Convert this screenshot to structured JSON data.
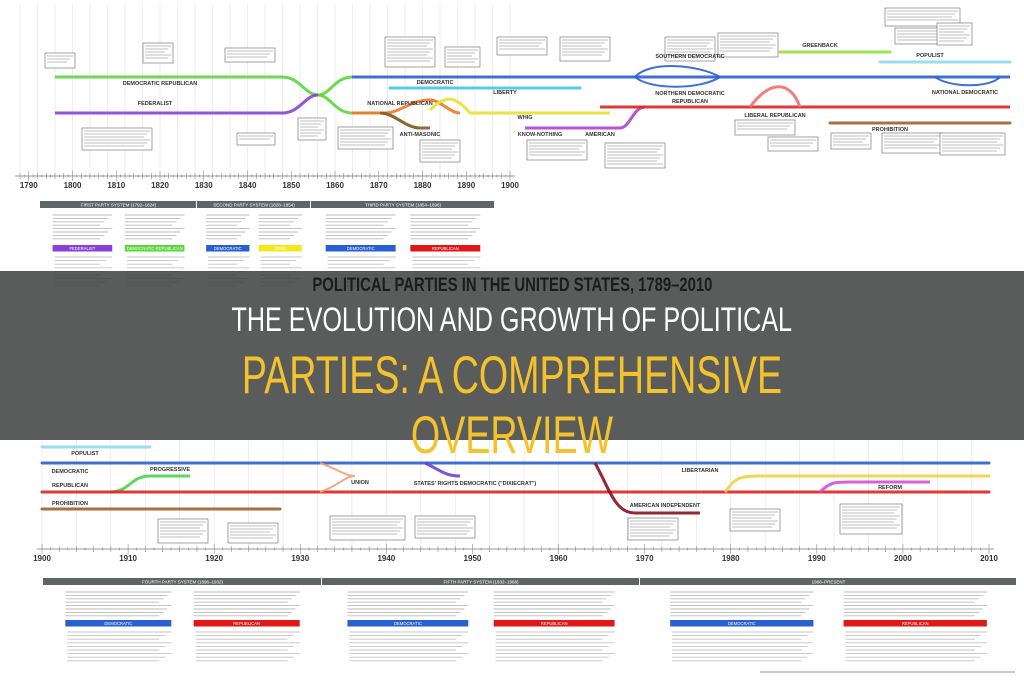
{
  "headline": {
    "line1": "THE EVOLUTION AND GROWTH OF POLITICAL",
    "line2": "PARTIES: A COMPREHENSIVE OVERVIEW",
    "line1_color": "#ffffff",
    "line2_color": "#f4c22b"
  },
  "poster": {
    "title": "POLITICAL PARTIES IN THE UNITED STATES, 1789–2010",
    "top_timeline": {
      "major_years": [
        "1790",
        "1800",
        "1810",
        "1820",
        "1830",
        "1840",
        "1850",
        "1860",
        "1870",
        "1880",
        "1890",
        "1900"
      ],
      "parties": [
        {
          "name": "DEMOCRATIC REPUBLICAN",
          "color": "#5cd63a"
        },
        {
          "name": "FEDERALIST",
          "color": "#8a3fd8"
        },
        {
          "name": "DEMOCRATIC",
          "color": "#2a5fd0"
        },
        {
          "name": "NATIONAL REPUBLICAN",
          "color": "#f07a20"
        },
        {
          "name": "ANTI-MASONIC",
          "color": "#8a5a2a"
        },
        {
          "name": "WHIG",
          "color": "#e8e030"
        },
        {
          "name": "LIBERTY",
          "color": "#40c8e0"
        },
        {
          "name": "KNOW-NOTHING",
          "color": "#b040d0"
        },
        {
          "name": "AMERICAN",
          "color": "#b040d0"
        },
        {
          "name": "REPUBLICAN",
          "color": "#e02020"
        },
        {
          "name": "SOUTHERN DEMOCRATIC",
          "color": "#2a5fd0"
        },
        {
          "name": "NORTHERN DEMOCRATIC",
          "color": "#2a5fd0"
        },
        {
          "name": "LIBERAL REPUBLICAN",
          "color": "#f07070"
        },
        {
          "name": "GREENBACK",
          "color": "#90e040"
        },
        {
          "name": "POPULIST",
          "color": "#8fd8f0"
        },
        {
          "name": "NATIONAL DEMOCRATIC",
          "color": "#2a5fd0"
        },
        {
          "name": "PROHIBITION",
          "color": "#a0622a"
        }
      ]
    },
    "top_sections": [
      {
        "title": "FIRST PARTY SYSTEM (1792–1824)",
        "columns": [
          {
            "label": "FEDERALIST",
            "color": "#8a3fd8"
          },
          {
            "label": "DEMOCRATIC-REPUBLICAN",
            "color": "#5cd63a"
          }
        ]
      },
      {
        "title": "SECOND PARTY SYSTEM (1828–1854)",
        "columns": [
          {
            "label": "DEMOCRATIC",
            "color": "#2a5fd0"
          },
          {
            "label": "WHIG",
            "color": "#f2ea20"
          }
        ]
      },
      {
        "title": "THIRD PARTY SYSTEM (1854–1896)",
        "columns": [
          {
            "label": "DEMOCRATIC",
            "color": "#2a5fd0"
          },
          {
            "label": "REPUBLICAN",
            "color": "#e01818"
          }
        ]
      }
    ],
    "bottom_timeline": {
      "major_years": [
        "1900",
        "1910",
        "1920",
        "1930",
        "1940",
        "1950",
        "1960",
        "1970",
        "1980",
        "1990",
        "2000",
        "2010"
      ],
      "parties": [
        {
          "name": "POPULIST",
          "color": "#8fd8f0"
        },
        {
          "name": "DEMOCRATIC",
          "color": "#2a5fd0"
        },
        {
          "name": "PROGRESSIVE",
          "color": "#50d050"
        },
        {
          "name": "REPUBLICAN",
          "color": "#e02020"
        },
        {
          "name": "PROHIBITION",
          "color": "#a0622a"
        },
        {
          "name": "UNION",
          "color": "#f0a070"
        },
        {
          "name": "STATES' RIGHTS DEMOCRATIC (\"DIXIECRAT\")",
          "color": "#7040d0"
        },
        {
          "name": "AMERICAN INDEPENDENT",
          "color": "#8a1020"
        },
        {
          "name": "LIBERTARIAN",
          "color": "#f0d040"
        },
        {
          "name": "REFORM",
          "color": "#d050d0"
        }
      ]
    },
    "bottom_sections": [
      {
        "title": "FOURTH PARTY SYSTEM (1896–1932)",
        "columns": [
          {
            "label": "DEMOCRATIC",
            "color": "#2a5fd0"
          },
          {
            "label": "REPUBLICAN",
            "color": "#e01818"
          }
        ]
      },
      {
        "title": "FIFTH PARTY SYSTEM (1932–1968)",
        "columns": [
          {
            "label": "DEMOCRATIC",
            "color": "#2a5fd0"
          },
          {
            "label": "REPUBLICAN",
            "color": "#e01818"
          }
        ]
      },
      {
        "title": "1968–PRESENT",
        "columns": [
          {
            "label": "DEMOCRATIC",
            "color": "#2a5fd0"
          },
          {
            "label": "REPUBLICAN",
            "color": "#e01818"
          }
        ]
      }
    ],
    "overlay_color": "#3a3c3c"
  }
}
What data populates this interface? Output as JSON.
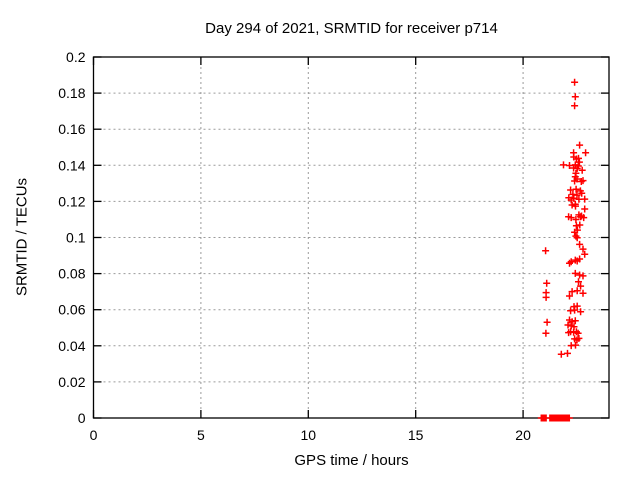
{
  "chart_data": {
    "type": "scatter",
    "title": "Day 294 of 2021, SRMTID for receiver p714",
    "xlabel": "GPS time / hours",
    "ylabel": "SRMTID / TECUs",
    "xlim": [
      0,
      24
    ],
    "ylim": [
      0,
      0.2
    ],
    "xticks": [
      0,
      5,
      10,
      15,
      20
    ],
    "xtick_labels": [
      "0",
      "5",
      "10",
      "15",
      "20"
    ],
    "yticks": [
      0,
      0.02,
      0.04,
      0.06,
      0.08,
      0.1,
      0.12,
      0.14,
      0.16,
      0.18,
      0.2
    ],
    "ytick_labels": [
      "0",
      "0.02",
      "0.04",
      "0.06",
      "0.08",
      "0.1",
      "0.12",
      "0.14",
      "0.16",
      "0.18",
      "0.2"
    ],
    "grid": true,
    "legend_position": "none",
    "marker": "plus",
    "marker_color": "#ff0000",
    "axis_color": "#000000",
    "grid_color": "#9a9a9a",
    "series": [
      {
        "name": "SRMTID",
        "points": [
          [
            22.4,
            0.186
          ],
          [
            22.43,
            0.178
          ],
          [
            22.4,
            0.173
          ],
          [
            22.63,
            0.1512
          ],
          [
            22.35,
            0.147
          ],
          [
            22.91,
            0.147
          ],
          [
            22.36,
            0.1446
          ],
          [
            22.58,
            0.1438
          ],
          [
            22.48,
            0.1435
          ],
          [
            22.62,
            0.1418
          ],
          [
            21.88,
            0.1402
          ],
          [
            22.43,
            0.1402
          ],
          [
            22.16,
            0.1399
          ],
          [
            22.57,
            0.1396
          ],
          [
            22.35,
            0.1385
          ],
          [
            22.52,
            0.1383
          ],
          [
            22.75,
            0.1373
          ],
          [
            22.46,
            0.1356
          ],
          [
            22.43,
            0.1337
          ],
          [
            22.51,
            0.1324
          ],
          [
            22.79,
            0.1315
          ],
          [
            22.4,
            0.1313
          ],
          [
            22.71,
            0.131
          ],
          [
            22.47,
            0.1267
          ],
          [
            22.21,
            0.1263
          ],
          [
            22.67,
            0.1258
          ],
          [
            22.73,
            0.1245
          ],
          [
            22.32,
            0.1239
          ],
          [
            22.51,
            0.1235
          ],
          [
            22.13,
            0.122
          ],
          [
            22.36,
            0.1217
          ],
          [
            22.87,
            0.1213
          ],
          [
            22.6,
            0.1212
          ],
          [
            22.24,
            0.1208
          ],
          [
            22.43,
            0.1184
          ],
          [
            22.28,
            0.118
          ],
          [
            22.44,
            0.1174
          ],
          [
            22.87,
            0.1158
          ],
          [
            22.6,
            0.1125
          ],
          [
            22.72,
            0.1119
          ],
          [
            22.12,
            0.1115
          ],
          [
            22.68,
            0.1115
          ],
          [
            22.24,
            0.111
          ],
          [
            22.82,
            0.111
          ],
          [
            22.46,
            0.11
          ],
          [
            22.64,
            0.1069
          ],
          [
            22.48,
            0.1065
          ],
          [
            22.53,
            0.1041
          ],
          [
            22.4,
            0.1029
          ],
          [
            22.46,
            0.1008
          ],
          [
            22.52,
            0.0999
          ],
          [
            22.63,
            0.0962
          ],
          [
            22.79,
            0.0936
          ],
          [
            21.05,
            0.0927
          ],
          [
            22.87,
            0.0907
          ],
          [
            22.63,
            0.0881
          ],
          [
            22.43,
            0.0875
          ],
          [
            22.52,
            0.087
          ],
          [
            22.24,
            0.0866
          ],
          [
            22.16,
            0.0857
          ],
          [
            22.43,
            0.0801
          ],
          [
            22.63,
            0.0792
          ],
          [
            22.79,
            0.0787
          ],
          [
            22.58,
            0.0755
          ],
          [
            21.1,
            0.0746
          ],
          [
            22.68,
            0.0731
          ],
          [
            22.52,
            0.0705
          ],
          [
            22.28,
            0.07
          ],
          [
            21.07,
            0.0695
          ],
          [
            22.79,
            0.0691
          ],
          [
            22.16,
            0.0676
          ],
          [
            21.07,
            0.0668
          ],
          [
            22.52,
            0.062
          ],
          [
            22.37,
            0.0617
          ],
          [
            22.4,
            0.0598
          ],
          [
            22.21,
            0.0594
          ],
          [
            22.68,
            0.0589
          ],
          [
            22.16,
            0.0543
          ],
          [
            22.43,
            0.0539
          ],
          [
            21.12,
            0.053
          ],
          [
            22.28,
            0.0533
          ],
          [
            22.09,
            0.0515
          ],
          [
            22.24,
            0.051
          ],
          [
            22.37,
            0.0506
          ],
          [
            22.21,
            0.0478
          ],
          [
            22.48,
            0.0478
          ],
          [
            22.35,
            0.0475
          ],
          [
            22.12,
            0.0473
          ],
          [
            21.06,
            0.047
          ],
          [
            22.56,
            0.0469
          ],
          [
            22.6,
            0.0441
          ],
          [
            22.4,
            0.0438
          ],
          [
            22.51,
            0.0432
          ],
          [
            22.44,
            0.0404
          ],
          [
            22.24,
            0.0401
          ],
          [
            22.07,
            0.0358
          ],
          [
            21.78,
            0.0353
          ]
        ]
      }
    ],
    "baseline_bands": [
      {
        "y": 0,
        "x_start": 20.85,
        "x_end": 21.07,
        "step": 0.02
      },
      {
        "y": 0,
        "x_start": 21.25,
        "x_end": 22.15,
        "step": 0.02
      }
    ]
  }
}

> Written request: Copy out the lines that hold "title".

> Output for this task:
    "title": "POLITICAL PARTIES IN THE UNITED STATES, 1789–2010",
        "title": "FIRST PARTY SYSTEM (1792–1824)",
        "title": "SECOND PARTY SYSTEM (1828–1854)",
        "title": "THIRD PARTY SYSTEM (1854–1896)",
        "title": "FOURTH PARTY SYSTEM (1896–1932)",
        "title": "FIFTH PARTY SYSTEM (1932–1968)",
        "title": "1968–PRESENT",
    "title": "Day 294 of 2021, SRMTID for receiver p714",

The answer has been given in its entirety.